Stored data
#####

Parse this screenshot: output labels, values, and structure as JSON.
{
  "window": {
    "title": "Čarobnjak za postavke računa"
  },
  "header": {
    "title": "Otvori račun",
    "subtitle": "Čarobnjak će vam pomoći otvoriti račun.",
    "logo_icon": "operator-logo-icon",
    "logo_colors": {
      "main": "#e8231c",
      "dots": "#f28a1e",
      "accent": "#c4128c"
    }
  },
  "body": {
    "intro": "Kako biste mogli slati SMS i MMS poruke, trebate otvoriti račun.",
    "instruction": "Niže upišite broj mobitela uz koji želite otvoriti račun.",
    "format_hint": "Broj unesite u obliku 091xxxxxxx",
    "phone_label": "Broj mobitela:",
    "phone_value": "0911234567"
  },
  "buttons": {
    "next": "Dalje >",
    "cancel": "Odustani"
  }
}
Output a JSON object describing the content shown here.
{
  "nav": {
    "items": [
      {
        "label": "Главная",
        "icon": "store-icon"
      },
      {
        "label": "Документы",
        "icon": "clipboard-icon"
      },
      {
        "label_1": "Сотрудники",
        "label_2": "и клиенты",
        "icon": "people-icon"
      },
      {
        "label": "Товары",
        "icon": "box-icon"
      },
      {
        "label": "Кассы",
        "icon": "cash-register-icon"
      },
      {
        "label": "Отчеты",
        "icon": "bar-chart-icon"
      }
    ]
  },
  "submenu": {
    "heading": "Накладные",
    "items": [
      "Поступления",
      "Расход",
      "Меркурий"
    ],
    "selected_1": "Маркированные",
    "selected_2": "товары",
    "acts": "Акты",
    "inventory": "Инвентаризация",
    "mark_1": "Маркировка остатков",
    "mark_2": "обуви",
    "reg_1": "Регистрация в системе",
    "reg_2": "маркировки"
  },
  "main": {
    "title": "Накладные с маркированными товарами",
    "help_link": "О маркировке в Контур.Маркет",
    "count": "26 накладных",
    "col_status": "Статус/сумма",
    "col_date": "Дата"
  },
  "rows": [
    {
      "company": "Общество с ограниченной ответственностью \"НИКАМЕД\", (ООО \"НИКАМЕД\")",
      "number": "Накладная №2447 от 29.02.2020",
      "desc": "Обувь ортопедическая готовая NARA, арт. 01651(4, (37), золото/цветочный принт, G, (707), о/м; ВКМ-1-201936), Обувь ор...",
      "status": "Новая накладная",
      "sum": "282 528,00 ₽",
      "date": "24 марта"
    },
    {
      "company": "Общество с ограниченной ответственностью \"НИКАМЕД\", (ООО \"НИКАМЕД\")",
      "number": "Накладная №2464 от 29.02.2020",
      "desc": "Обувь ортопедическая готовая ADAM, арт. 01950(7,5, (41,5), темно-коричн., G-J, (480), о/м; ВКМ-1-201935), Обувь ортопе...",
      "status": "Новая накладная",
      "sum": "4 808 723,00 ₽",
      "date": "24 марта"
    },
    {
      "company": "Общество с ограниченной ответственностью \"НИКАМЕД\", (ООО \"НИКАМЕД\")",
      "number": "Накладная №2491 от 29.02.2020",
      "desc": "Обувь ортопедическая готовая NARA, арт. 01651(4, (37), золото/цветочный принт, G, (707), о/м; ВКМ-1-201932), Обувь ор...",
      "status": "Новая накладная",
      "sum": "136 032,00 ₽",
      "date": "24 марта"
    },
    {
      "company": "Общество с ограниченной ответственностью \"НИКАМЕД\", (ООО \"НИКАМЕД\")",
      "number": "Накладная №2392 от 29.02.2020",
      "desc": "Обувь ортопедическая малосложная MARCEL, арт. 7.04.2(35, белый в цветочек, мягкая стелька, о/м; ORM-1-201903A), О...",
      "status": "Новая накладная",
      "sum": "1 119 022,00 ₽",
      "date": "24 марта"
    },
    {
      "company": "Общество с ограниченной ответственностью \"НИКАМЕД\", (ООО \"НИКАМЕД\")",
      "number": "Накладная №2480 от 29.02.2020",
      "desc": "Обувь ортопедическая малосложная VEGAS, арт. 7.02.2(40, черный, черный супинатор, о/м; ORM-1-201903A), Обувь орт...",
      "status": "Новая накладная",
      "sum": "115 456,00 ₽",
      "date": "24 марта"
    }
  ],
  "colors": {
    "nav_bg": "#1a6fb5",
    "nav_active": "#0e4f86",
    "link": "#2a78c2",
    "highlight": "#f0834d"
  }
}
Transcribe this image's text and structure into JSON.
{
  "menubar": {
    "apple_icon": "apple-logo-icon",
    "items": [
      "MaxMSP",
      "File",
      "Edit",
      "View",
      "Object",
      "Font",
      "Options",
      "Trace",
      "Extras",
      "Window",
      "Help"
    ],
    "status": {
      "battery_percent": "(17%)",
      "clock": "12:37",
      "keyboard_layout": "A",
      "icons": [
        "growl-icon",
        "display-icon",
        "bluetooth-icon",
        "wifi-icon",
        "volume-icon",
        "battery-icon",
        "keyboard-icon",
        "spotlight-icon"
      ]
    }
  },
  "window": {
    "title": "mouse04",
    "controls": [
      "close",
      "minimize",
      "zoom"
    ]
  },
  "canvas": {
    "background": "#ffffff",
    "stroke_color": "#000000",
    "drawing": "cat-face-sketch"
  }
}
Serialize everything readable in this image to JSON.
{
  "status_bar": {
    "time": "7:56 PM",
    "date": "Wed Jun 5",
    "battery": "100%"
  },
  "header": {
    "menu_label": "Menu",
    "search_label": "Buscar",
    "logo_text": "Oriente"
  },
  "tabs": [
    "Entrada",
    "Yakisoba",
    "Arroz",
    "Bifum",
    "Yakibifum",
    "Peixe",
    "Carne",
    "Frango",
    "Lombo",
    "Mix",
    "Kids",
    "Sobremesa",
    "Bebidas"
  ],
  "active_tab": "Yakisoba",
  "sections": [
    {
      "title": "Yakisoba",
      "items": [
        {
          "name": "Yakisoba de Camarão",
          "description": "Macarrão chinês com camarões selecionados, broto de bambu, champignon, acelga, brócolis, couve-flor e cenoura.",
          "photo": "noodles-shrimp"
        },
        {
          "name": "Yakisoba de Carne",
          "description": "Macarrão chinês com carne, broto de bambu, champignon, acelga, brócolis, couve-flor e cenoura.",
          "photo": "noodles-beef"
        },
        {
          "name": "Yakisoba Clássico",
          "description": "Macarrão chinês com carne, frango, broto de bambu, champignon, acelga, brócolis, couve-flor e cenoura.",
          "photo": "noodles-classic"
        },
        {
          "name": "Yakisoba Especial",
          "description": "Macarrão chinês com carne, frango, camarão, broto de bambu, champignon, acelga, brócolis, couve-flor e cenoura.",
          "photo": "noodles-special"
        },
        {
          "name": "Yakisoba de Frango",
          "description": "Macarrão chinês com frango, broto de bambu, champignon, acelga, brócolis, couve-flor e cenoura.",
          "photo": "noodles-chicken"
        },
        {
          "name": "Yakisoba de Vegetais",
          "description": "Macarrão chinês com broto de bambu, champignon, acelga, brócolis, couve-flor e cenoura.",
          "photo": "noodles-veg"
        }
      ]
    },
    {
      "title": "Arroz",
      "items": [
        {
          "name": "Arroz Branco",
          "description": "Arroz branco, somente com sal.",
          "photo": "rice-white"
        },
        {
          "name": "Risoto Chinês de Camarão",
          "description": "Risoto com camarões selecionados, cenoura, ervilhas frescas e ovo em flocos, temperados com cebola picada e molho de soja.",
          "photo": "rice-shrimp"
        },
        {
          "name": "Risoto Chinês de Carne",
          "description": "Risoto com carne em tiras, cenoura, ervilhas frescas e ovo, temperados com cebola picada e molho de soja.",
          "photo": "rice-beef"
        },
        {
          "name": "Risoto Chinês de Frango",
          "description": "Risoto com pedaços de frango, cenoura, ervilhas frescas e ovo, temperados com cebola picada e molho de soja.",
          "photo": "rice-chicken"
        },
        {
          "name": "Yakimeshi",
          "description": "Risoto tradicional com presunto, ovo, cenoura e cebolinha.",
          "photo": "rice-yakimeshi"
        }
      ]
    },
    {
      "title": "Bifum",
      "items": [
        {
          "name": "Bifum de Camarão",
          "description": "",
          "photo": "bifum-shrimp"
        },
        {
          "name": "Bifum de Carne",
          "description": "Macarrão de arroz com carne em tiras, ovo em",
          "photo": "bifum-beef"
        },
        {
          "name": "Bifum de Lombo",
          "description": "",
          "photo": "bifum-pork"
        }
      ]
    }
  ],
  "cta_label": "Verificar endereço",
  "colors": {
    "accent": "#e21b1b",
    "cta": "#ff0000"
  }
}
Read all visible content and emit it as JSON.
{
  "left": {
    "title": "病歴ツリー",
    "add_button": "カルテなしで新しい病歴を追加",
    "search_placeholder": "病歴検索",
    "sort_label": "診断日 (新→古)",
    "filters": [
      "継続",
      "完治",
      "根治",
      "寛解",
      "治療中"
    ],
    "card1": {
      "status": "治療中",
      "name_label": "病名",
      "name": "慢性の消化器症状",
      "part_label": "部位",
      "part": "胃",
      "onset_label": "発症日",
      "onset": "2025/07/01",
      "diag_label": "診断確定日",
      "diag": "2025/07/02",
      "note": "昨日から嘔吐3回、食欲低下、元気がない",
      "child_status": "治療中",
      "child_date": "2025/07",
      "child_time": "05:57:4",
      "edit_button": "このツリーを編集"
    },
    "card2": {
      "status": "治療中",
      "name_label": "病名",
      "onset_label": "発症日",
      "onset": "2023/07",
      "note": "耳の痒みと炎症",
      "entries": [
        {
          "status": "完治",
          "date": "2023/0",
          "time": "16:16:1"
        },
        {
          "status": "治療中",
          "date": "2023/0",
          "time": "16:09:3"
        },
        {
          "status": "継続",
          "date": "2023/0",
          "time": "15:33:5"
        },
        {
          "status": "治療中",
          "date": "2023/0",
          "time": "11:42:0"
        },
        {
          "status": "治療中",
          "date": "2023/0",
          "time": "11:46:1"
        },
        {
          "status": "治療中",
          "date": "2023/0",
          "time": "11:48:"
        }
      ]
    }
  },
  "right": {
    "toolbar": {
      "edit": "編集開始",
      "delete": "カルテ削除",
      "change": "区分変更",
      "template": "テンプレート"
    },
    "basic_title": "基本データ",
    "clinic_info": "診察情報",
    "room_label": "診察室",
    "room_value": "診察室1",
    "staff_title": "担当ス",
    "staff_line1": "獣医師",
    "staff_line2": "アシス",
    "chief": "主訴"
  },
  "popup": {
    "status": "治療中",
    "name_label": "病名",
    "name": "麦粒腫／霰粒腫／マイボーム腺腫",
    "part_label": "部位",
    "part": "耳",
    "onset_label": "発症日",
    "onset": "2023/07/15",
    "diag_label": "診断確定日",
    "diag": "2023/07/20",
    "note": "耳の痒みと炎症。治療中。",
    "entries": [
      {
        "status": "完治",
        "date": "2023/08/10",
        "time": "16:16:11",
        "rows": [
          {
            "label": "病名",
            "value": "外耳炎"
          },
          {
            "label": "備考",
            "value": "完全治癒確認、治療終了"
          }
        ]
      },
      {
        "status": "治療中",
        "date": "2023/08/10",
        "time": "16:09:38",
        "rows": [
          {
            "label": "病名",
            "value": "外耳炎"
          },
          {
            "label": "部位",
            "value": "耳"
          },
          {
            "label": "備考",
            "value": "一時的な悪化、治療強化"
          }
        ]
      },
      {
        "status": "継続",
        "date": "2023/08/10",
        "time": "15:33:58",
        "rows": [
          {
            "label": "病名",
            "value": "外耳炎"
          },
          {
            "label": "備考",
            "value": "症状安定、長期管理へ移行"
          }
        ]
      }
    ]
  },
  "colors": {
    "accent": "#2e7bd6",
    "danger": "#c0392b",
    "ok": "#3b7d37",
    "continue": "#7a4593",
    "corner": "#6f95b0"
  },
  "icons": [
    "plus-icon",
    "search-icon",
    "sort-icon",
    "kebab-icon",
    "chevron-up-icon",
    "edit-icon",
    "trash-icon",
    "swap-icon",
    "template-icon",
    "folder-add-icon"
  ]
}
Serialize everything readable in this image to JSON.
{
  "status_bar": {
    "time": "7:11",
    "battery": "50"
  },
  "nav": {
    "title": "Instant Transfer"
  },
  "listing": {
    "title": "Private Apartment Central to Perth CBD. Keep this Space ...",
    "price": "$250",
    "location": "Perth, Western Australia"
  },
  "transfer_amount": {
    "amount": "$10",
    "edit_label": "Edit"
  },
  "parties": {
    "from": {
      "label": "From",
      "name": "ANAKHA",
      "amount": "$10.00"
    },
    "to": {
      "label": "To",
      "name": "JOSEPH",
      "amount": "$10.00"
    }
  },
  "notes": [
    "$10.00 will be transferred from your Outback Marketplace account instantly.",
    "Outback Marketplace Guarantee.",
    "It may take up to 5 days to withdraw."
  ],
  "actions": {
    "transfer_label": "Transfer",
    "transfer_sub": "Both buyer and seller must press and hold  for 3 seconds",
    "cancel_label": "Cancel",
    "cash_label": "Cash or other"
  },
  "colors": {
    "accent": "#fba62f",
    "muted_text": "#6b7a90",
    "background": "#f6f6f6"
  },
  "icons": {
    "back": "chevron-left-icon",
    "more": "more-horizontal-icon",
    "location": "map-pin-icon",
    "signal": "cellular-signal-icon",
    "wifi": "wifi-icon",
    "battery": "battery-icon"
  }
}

#####

* [Exercise details]:
From the listing above, copy every line that holds the string "otvoriti".

* [Response]:
    "subtitle": "Čarobnjak će vam pomoći otvoriti račun.",
    "intro": "Kako biste mogli slati SMS i MMS poruke, trebate otvoriti račun.",
    "instruction": "Niže upišite broj mobitela uz koji želite otvoriti račun.",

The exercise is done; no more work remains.